Your task:
Write out each line of the listing as it stands, without the images.

(Data excerpts)
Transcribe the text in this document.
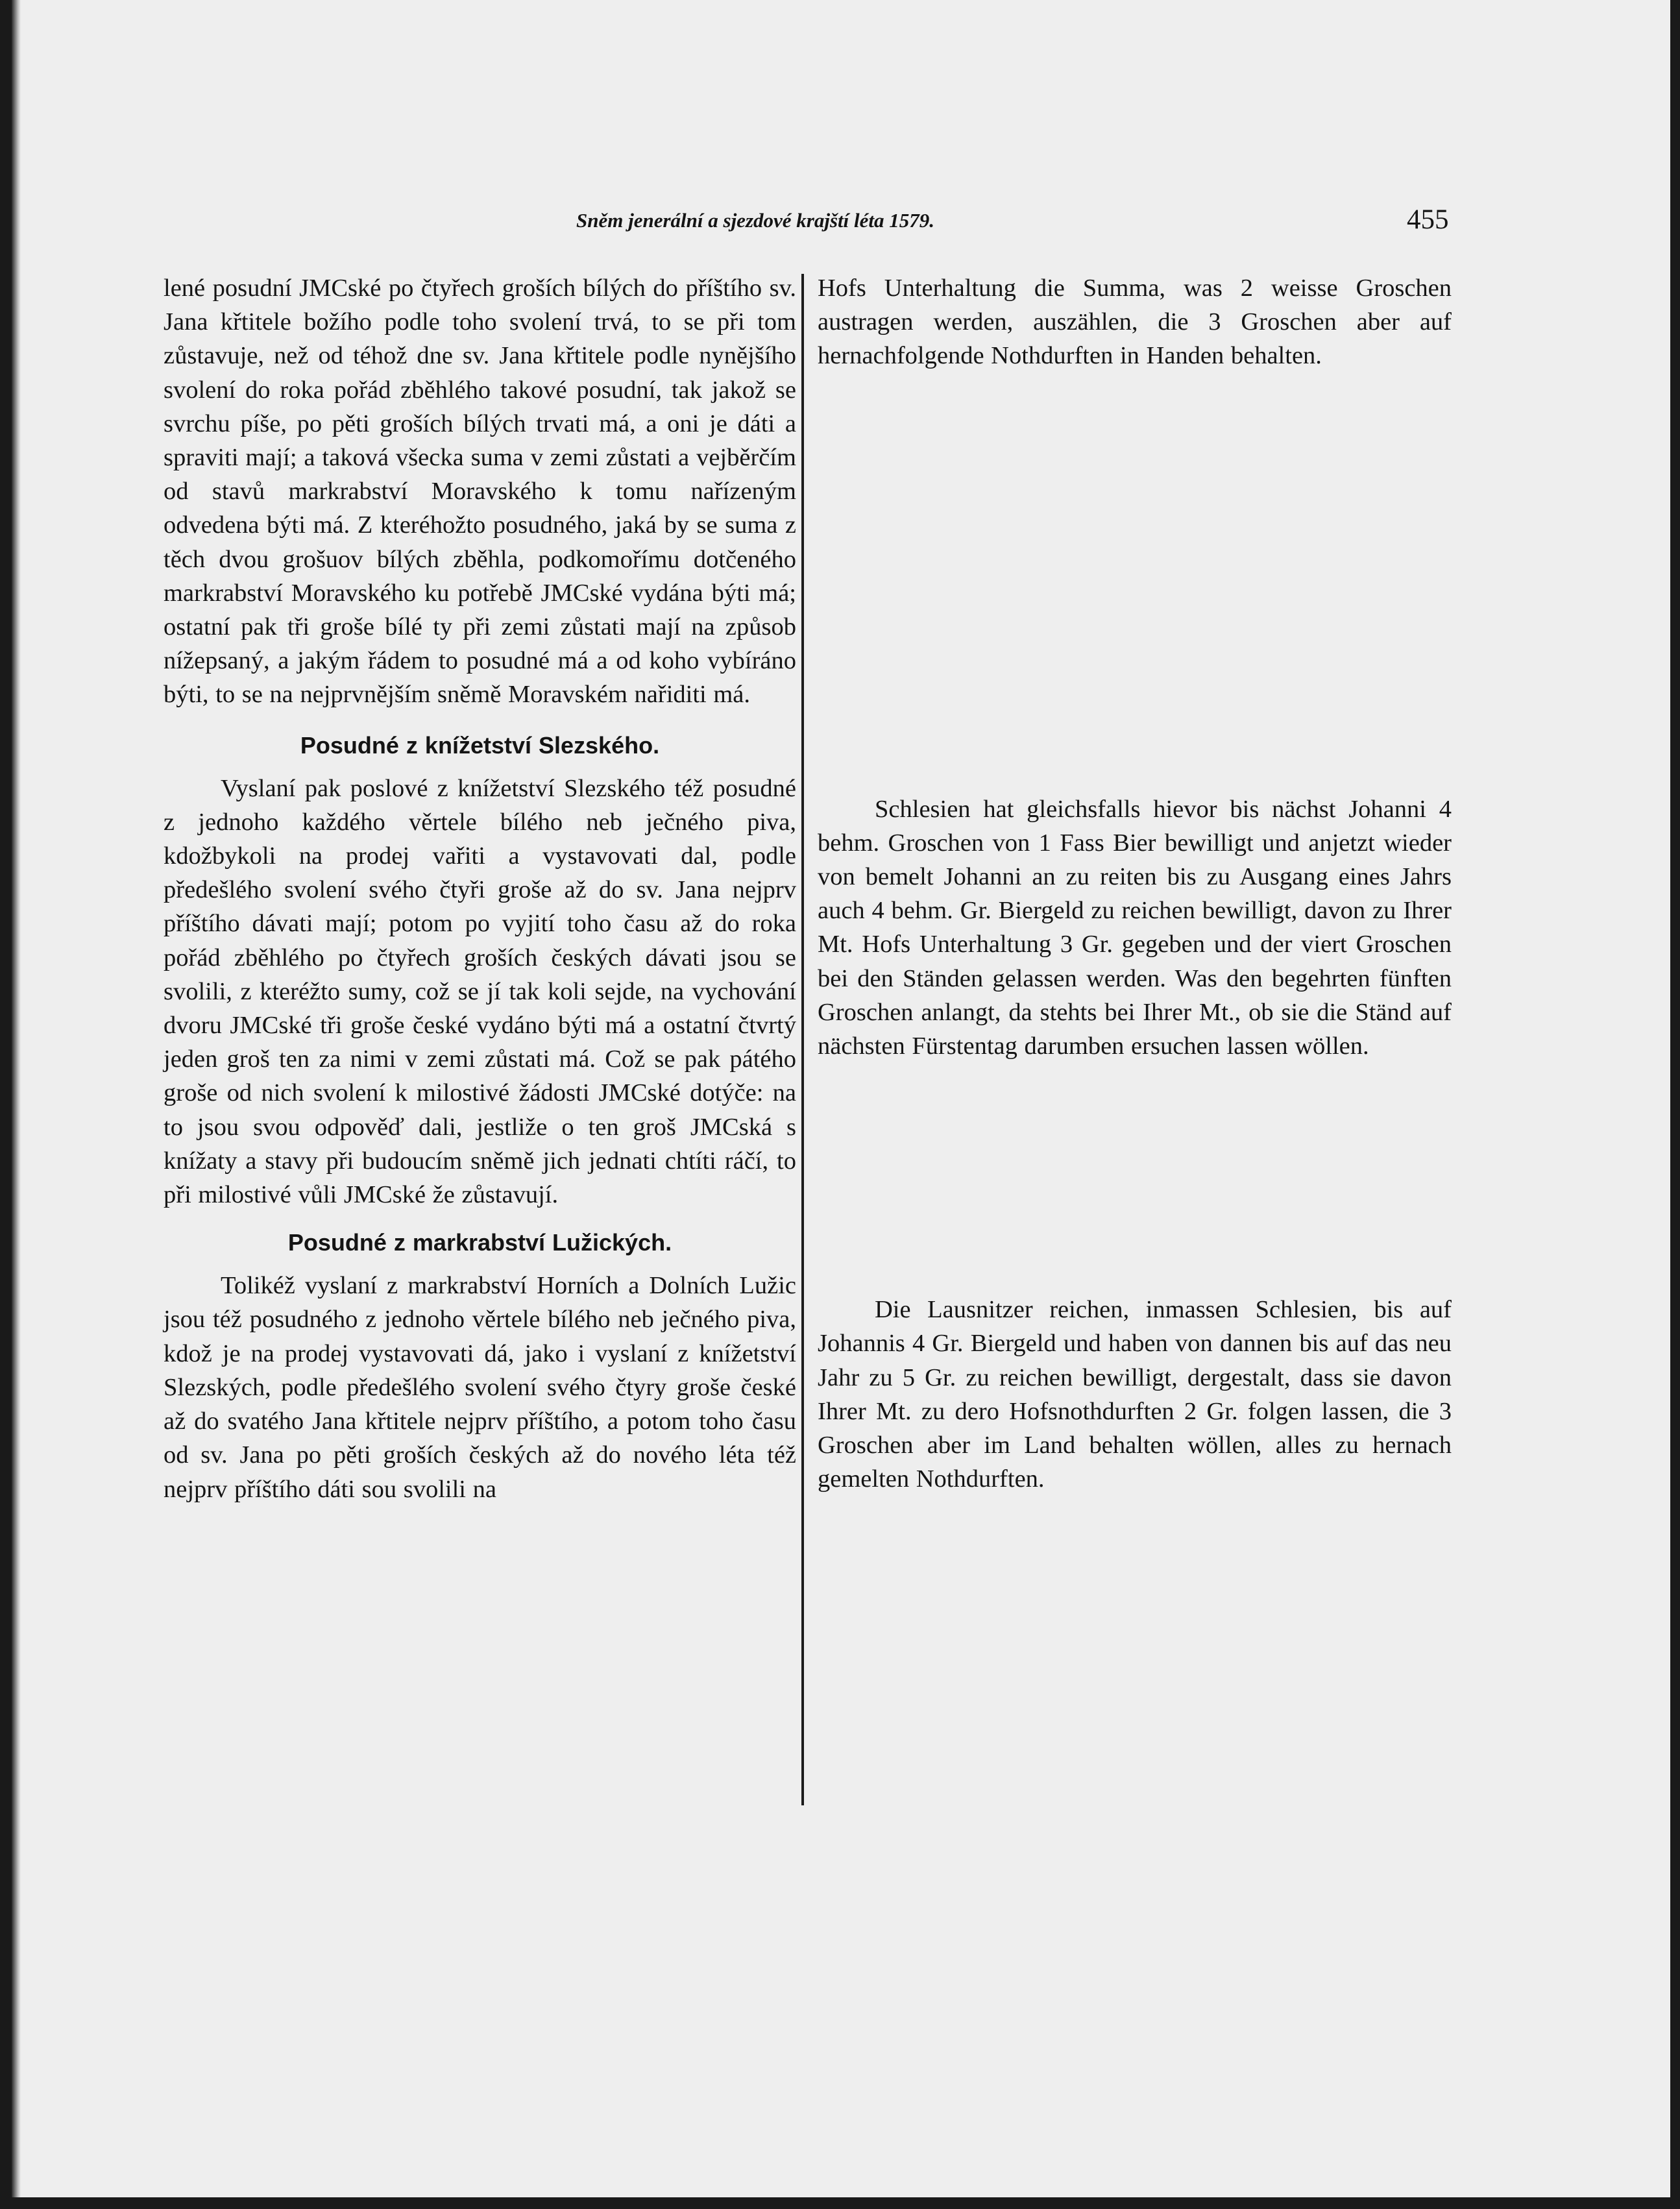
Sněm jenerální a sjezdové krajští léta 1579.	455

lené posudní JMCské po čtyřech groších bílých do příštího sv. Jana křtitele božího podle toho svolení trvá, to se při tom zůstavuje, než od téhož dne sv. Jana křtitele podle nynějšího svolení do roka pořád zběhlého takové posudní, tak jakož se svrchu píše, po pěti groších bílých trvati má, a oni je dáti a spraviti mají; a taková všecka suma v zemi zůstati a vejběrčím od stavů markrabství Moravského k tomu nařízeným odvedena býti má. Z kteréhožto posudného, jaká by se suma z těch dvou grošuov bílých zběhla, podkomořímu dotčeného markrabství Moravského ku potřebě JMCské vydána býti má; ostatní pak tři groše bílé ty při zemi zůstati mají na způsob nížepsaný, a jakým řádem to posudné má a od koho vybíráno býti, to se na nejprvnějším sněmě Moravském nařiditi má.

Posudné z knížetství Slezského.

Vyslaní pak poslové z knížetství Slezského též posudné z jednoho každého věrtele bílého neb ječného piva, kdožbykoli na prodej vařiti a vystavovati dal, podle předešlého svolení svého čtyři groše až do sv. Jana nejprv příštího dávati mají; potom po vyjití toho času až do roka pořád zběhlého po čtyřech groších českých dávati jsou se svolili, z kteréžto sumy, což se jí tak koli sejde, na vychování dvoru JMCské tři groše české vydáno býti má a ostatní čtvrtý jeden groš ten za nimi v zemi zůstati má. Což se pak pátého groše od nich svolení k milostivé žádosti JMCské dotýče: na to jsou svou odpověď dali, jestliže o ten groš JMCská s knížaty a stavy při budoucím sněmě jich jednati chtíti ráčí, to při milostivé vůli JMCské že zůstavují.

Posudné z markrabství Lužických.

Tolikéž vyslaní z markrabství Horních a Dolních Lužic jsou též posudného z jednoho věrtele bílého neb ječného piva, kdož je na prodej vystavovati dá, jako i vyslaní z knížetství Slezských, podle předešlého svolení svého čtyry groše české až do svatého Jana křtitele nejprv příštího, a potom toho času od sv. Jana po pěti groších českých až do nového léta též nejprv příštího dáti sou svolili na

Hofs Unterhaltung die Summa, was 2 weisse Groschen austragen werden, auszählen, die 3 Groschen aber auf hernachfolgende Nothdurften in Handen behalten.

Schlesien hat gleichsfalls hievor bis nächst Johanni 4 behm. Groschen von 1 Fass Bier bewilligt und anjetzt wieder von bemelt Johanni an zu reiten bis zu Ausgang eines Jahrs auch 4 behm. Gr. Biergeld zu reichen bewilligt, davon zu Ihrer Mt. Hofs Unterhaltung 3 Gr. gegeben und der viert Groschen bei den Ständen gelassen werden. Was den begehrten fünften Groschen anlangt, da stehts bei Ihrer Mt., ob sie die Ständ auf nächsten Fürstentag darumben ersuchen lassen wöllen.

Die Lausnitzer reichen, inmassen Schlesien, bis auf Johannis 4 Gr. Biergeld und haben von dannen bis auf das neu Jahr zu 5 Gr. zu reichen bewilligt, dergestalt, dass sie davon Ihrer Mt. zu dero Hofsnothdurften 2 Gr. folgen lassen, die 3 Groschen aber im Land behalten wöllen, alles zu hernach gemelten Nothdurften.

Exercise result:
Transcribe the text in this document.
Sněm jenerální a sjezdové krajští léta 1579.	455

lené posudní JMCské po čtyřech groších bílých do příštího sv. Jana křtitele božího podle toho svolení trvá, to se při tom zůstavuje, než od téhož dne sv. Jana křtitele podle nynějšího svolení do roka pořád zběhlého takové posudní, tak jakož se svrchu píše, po pěti groších bílých trvati má, a oni je dáti a spraviti mají; a taková všecka suma v zemi zůstati a vejběrčím od stavů markrabství Moravského k tomu nařízeným odvedena býti má. Z kteréhožto posudného, jaká by se suma z těch dvou grošuov bílých zběhla, podkomořímu dotčeného markrabství Moravského ku potřebě JMCské vydána býti má; ostatní pak tři groše bílé ty při zemi zůstati mají na způsob nížepsaný, a jakým řádem to posudné má a od koho vybíráno býti, to se na nejprvnějším sněmě Moravském nařiditi má.

Posudné z knížetství Slezského.

Vyslaní pak poslové z knížetství Slezského též posudné z jednoho každého věrtele bílého neb ječného piva, kdožbykoli na prodej vařiti a vystavovati dal, podle předešlého svolení svého čtyři groše až do sv. Jana nejprv příštího dávati mají; potom po vyjití toho času až do roka pořád zběhlého po čtyřech groších českých dávati jsou se svolili, z kteréžto sumy, což se jí tak koli sejde, na vychování dvoru JMCské tři groše české vydáno býti má a ostatní čtvrtý jeden groš ten za nimi v zemi zůstati má. Což se pak pátého groše od nich svolení k milostivé žádosti JMCské dotýče: na to jsou svou odpověď dali, jestliže o ten groš JMCská s knížaty a stavy při budoucím sněmě jich jednati chtíti ráčí, to při milostivé vůli JMCské že zůstavují.

Posudné z markrabství Lužických.

Tolikéž vyslaní z markrabství Horních a Dolních Lužic jsou též posudného z jednoho věrtele bílého neb ječného piva, kdož je na prodej vystavovati dá, jako i vyslaní z knížetství Slezských, podle předešlého svolení svého čtyry groše české až do svatého Jana křtitele nejprv příštího, a potom toho času od sv. Jana po pěti groších českých až do nového léta též nejprv příštího dáti sou svolili na

Hofs Unterhaltung die Summa, was 2 weisse Groschen austragen werden, auszählen, die 3 Groschen aber auf hernachfolgende Nothdurften in Handen behalten.

Schlesien hat gleichsfalls hievor bis nächst Johanni 4 behm. Groschen von 1 Fass Bier bewilligt und anjetzt wieder von bemelt Johanni an zu reiten bis zu Ausgang eines Jahrs auch 4 behm. Gr. Biergeld zu reichen bewilligt, davon zu Ihrer Mt. Hofs Unterhaltung 3 Gr. gegeben und der viert Groschen bei den Ständen gelassen werden. Was den begehrten fünften Groschen anlangt, da stehts bei Ihrer Mt., ob sie die Ständ auf nächsten Fürstentag darumben ersuchen lassen wöllen.

Die Lausnitzer reichen, inmassen Schlesien, bis auf Johannis 4 Gr. Biergeld und haben von dannen bis auf das neu Jahr zu 5 Gr. zu reichen bewilligt, dergestalt, dass sie davon Ihrer Mt. zu dero Hofsnothdurften 2 Gr. folgen lassen, die 3 Groschen aber im Land behalten wöllen, alles zu hernach gemelten Nothdurften.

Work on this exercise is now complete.